(WHAT THE TASK REQUIRES):
Which lines in the material below contain the word "oxigeno"? Copy each of them.

[Dataset excerpt]
——————————
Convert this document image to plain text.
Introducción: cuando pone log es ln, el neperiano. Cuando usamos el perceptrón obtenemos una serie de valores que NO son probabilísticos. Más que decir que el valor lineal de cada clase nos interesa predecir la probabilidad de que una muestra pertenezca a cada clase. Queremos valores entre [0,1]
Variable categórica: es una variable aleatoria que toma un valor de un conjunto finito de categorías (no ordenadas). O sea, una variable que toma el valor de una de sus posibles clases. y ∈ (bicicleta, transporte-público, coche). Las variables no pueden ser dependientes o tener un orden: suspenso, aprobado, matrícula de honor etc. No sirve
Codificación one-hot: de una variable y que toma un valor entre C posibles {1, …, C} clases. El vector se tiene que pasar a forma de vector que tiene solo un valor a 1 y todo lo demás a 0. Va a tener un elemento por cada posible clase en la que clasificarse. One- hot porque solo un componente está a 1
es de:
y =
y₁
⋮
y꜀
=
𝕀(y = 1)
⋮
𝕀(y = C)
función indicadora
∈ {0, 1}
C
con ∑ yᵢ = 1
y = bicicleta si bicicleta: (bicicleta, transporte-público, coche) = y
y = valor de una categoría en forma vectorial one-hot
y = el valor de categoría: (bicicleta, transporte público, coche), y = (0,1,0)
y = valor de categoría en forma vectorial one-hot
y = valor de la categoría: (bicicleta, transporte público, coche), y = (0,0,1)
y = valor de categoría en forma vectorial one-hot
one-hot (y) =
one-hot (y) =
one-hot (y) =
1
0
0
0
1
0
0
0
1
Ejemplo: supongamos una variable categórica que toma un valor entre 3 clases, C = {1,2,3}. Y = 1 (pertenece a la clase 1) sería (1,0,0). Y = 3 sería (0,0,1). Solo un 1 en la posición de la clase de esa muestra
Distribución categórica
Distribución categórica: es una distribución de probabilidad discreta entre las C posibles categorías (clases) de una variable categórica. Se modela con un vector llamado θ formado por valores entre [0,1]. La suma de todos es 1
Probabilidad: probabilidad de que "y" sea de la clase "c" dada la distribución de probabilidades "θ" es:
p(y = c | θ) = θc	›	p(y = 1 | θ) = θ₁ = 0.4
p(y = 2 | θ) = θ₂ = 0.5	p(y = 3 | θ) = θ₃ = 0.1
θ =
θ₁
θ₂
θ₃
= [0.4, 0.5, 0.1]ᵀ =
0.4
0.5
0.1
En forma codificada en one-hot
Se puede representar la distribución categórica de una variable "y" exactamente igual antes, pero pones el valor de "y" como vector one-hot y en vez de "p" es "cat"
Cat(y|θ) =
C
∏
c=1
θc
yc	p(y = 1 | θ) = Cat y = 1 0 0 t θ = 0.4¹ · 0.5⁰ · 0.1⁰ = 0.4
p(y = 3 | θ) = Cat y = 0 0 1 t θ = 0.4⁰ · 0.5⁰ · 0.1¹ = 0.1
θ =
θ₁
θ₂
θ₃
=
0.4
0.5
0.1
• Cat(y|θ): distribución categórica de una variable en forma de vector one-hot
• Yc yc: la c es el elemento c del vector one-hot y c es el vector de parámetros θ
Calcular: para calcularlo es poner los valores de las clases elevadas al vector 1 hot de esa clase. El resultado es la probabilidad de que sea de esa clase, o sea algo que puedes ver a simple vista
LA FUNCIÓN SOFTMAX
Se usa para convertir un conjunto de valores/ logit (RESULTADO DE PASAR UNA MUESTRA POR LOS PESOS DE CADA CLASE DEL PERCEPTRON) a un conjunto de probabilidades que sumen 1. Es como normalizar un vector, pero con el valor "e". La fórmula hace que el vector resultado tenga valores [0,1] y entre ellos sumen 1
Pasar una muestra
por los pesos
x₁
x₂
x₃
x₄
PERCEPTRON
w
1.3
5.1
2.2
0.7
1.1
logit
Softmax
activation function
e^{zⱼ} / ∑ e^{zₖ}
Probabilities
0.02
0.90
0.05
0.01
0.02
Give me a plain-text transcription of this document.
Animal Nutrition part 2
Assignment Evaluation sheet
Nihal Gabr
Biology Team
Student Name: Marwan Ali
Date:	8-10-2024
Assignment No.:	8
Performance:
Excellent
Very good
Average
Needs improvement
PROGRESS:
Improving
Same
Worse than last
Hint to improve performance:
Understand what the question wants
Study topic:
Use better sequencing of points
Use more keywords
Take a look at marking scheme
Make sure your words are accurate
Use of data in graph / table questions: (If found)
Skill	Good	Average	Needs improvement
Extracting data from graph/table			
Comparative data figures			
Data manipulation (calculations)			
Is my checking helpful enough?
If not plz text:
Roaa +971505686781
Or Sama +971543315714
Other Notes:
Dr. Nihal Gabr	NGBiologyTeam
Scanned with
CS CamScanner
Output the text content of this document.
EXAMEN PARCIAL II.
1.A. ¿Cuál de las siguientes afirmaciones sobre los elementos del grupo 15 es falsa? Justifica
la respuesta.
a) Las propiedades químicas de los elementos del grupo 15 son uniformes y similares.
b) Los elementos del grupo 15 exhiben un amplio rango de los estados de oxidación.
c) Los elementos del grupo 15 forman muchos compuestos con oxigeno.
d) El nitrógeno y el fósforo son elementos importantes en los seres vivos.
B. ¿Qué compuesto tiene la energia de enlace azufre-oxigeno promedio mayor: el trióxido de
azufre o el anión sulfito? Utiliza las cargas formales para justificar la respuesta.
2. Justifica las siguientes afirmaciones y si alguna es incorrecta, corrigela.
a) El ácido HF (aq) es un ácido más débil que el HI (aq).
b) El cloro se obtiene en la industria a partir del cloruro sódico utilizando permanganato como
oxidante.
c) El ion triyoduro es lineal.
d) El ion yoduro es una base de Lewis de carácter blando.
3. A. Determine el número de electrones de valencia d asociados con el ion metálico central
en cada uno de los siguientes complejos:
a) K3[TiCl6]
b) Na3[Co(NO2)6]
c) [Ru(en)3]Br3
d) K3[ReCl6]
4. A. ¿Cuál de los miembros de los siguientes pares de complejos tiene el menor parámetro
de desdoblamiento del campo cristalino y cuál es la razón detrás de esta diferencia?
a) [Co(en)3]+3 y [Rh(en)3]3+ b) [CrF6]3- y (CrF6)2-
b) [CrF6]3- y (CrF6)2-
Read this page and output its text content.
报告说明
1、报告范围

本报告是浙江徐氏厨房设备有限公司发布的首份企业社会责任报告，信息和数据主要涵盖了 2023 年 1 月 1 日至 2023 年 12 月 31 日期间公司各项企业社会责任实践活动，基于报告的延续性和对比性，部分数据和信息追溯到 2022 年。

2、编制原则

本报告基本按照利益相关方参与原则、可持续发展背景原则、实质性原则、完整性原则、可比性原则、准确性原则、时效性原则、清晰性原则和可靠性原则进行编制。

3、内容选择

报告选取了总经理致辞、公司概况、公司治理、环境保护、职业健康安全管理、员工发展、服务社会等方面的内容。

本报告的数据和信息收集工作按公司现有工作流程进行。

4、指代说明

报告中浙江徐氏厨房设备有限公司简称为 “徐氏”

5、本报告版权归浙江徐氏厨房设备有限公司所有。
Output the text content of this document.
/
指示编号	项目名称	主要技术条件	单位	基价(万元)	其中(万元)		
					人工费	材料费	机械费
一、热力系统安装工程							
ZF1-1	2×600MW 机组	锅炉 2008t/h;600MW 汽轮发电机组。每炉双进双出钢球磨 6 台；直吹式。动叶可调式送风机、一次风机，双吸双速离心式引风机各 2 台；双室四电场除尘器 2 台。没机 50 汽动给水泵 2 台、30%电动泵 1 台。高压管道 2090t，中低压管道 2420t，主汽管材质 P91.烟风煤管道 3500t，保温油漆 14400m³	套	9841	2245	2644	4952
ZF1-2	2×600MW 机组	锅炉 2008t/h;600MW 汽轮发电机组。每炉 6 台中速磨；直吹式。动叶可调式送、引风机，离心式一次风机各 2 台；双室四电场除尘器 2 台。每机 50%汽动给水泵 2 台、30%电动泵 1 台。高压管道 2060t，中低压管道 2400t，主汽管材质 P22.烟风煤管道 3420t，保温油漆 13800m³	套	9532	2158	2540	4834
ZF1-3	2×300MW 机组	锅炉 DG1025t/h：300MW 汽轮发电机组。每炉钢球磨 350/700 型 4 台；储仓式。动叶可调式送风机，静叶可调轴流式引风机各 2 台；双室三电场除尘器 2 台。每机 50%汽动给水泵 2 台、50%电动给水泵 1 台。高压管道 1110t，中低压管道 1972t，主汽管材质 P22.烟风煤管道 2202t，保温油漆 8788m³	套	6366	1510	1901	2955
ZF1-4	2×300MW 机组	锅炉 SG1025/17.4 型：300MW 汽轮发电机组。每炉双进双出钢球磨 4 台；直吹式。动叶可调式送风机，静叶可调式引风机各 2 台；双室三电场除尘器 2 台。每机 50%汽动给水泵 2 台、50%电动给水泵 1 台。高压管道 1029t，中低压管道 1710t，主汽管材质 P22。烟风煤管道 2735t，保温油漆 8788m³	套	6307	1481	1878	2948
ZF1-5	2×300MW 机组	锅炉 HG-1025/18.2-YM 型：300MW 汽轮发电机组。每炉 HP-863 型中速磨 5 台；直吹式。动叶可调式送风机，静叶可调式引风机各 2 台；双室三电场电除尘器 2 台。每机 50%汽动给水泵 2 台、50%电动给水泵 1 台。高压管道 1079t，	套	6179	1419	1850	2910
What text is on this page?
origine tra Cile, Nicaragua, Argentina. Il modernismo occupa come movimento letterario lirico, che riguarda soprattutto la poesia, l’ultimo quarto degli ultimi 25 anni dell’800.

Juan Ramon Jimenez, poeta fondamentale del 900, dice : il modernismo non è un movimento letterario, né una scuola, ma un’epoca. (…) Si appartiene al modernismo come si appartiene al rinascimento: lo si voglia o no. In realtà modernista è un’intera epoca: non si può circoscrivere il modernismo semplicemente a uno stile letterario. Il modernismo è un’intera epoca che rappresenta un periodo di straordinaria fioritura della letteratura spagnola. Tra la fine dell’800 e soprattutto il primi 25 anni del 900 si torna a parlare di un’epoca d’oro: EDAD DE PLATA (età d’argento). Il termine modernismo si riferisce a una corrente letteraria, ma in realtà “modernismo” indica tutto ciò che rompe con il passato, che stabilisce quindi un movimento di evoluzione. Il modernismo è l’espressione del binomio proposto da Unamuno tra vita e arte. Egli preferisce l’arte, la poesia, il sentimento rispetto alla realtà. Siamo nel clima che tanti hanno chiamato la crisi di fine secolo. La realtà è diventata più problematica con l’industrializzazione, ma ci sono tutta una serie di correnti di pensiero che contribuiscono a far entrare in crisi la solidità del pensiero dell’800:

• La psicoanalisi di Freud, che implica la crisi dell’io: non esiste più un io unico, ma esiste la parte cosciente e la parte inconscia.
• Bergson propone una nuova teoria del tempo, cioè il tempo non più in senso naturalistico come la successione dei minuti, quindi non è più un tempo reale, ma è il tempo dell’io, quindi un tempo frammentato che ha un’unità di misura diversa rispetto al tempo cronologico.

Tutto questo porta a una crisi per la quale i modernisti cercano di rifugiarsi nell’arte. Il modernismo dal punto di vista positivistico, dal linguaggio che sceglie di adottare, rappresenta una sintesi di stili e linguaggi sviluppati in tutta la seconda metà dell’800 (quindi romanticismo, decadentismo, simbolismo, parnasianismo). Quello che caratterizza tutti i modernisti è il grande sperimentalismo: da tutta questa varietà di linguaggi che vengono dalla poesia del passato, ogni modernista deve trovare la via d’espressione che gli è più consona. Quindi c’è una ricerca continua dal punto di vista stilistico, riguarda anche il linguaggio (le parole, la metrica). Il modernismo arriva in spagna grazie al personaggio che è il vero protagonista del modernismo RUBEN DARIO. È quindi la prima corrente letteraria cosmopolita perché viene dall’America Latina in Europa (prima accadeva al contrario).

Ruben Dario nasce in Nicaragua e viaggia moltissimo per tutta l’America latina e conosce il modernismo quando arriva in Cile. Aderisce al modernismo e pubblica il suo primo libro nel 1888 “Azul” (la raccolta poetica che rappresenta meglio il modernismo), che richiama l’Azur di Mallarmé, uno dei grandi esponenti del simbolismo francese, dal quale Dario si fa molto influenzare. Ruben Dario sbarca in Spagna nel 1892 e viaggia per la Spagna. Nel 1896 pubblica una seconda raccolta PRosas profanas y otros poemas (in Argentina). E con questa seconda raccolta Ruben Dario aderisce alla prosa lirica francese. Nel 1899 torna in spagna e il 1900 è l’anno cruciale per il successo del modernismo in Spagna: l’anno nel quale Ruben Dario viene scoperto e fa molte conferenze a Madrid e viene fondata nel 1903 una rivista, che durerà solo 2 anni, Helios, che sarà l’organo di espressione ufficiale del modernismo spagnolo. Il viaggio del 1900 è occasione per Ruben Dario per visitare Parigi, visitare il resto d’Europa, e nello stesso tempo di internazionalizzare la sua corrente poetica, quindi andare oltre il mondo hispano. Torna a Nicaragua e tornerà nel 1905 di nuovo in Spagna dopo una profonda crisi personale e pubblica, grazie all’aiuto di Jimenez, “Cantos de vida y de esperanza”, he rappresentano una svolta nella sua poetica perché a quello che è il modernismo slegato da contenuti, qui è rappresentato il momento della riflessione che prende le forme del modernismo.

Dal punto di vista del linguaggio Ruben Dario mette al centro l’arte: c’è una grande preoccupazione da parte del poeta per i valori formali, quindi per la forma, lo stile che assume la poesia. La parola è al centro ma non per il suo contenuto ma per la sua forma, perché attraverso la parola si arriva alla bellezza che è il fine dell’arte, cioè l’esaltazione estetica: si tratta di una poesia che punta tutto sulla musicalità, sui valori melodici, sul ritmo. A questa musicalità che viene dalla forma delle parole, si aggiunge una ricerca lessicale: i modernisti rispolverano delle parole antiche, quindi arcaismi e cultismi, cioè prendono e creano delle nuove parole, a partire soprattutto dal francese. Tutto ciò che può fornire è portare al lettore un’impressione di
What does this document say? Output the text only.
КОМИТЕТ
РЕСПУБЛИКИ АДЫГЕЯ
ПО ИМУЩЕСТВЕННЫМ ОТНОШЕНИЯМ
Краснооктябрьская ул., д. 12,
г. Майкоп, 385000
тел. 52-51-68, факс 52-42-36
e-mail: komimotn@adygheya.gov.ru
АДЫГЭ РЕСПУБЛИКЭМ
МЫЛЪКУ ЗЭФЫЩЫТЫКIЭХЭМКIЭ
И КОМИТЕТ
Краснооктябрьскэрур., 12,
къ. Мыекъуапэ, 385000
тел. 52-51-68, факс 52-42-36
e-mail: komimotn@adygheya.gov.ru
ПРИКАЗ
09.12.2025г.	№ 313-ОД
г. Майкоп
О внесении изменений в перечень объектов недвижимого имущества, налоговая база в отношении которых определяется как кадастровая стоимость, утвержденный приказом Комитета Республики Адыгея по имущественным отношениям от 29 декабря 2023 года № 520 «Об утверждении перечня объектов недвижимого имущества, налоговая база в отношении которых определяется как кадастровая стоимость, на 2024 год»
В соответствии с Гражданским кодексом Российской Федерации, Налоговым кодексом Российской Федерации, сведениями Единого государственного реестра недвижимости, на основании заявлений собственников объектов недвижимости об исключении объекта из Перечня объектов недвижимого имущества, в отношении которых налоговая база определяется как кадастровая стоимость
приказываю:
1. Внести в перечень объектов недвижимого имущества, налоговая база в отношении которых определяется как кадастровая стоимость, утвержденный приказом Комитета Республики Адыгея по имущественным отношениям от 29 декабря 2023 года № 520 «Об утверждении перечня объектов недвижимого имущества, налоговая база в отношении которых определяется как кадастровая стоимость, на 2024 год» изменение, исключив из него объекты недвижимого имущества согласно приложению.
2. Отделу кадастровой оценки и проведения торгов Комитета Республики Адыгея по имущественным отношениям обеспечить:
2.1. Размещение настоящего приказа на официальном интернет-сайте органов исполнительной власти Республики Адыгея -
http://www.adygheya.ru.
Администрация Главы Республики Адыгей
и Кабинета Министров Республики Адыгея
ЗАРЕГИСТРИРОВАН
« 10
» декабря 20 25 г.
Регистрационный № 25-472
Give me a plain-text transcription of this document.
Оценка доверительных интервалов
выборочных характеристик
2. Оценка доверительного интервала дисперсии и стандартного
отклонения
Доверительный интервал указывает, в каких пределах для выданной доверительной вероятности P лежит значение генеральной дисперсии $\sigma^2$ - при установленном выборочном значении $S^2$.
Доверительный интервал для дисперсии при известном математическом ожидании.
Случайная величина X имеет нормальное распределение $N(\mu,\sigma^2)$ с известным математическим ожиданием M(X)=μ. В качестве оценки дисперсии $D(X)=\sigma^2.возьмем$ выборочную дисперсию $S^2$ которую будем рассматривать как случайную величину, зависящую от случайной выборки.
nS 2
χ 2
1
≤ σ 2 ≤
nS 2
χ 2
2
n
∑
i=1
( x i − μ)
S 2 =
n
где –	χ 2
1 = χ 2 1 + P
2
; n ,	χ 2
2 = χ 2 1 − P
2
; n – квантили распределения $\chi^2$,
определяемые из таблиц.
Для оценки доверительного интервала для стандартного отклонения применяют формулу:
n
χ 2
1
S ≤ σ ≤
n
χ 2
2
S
——————————
(OUTPUT FOR THIS EXERCISE):
c) Los elementos del grupo 15 forman muchos compuestos con oxigeno.
B. ¿Qué compuesto tiene la energia de enlace azufre-oxigeno promedio mayor: el trióxido de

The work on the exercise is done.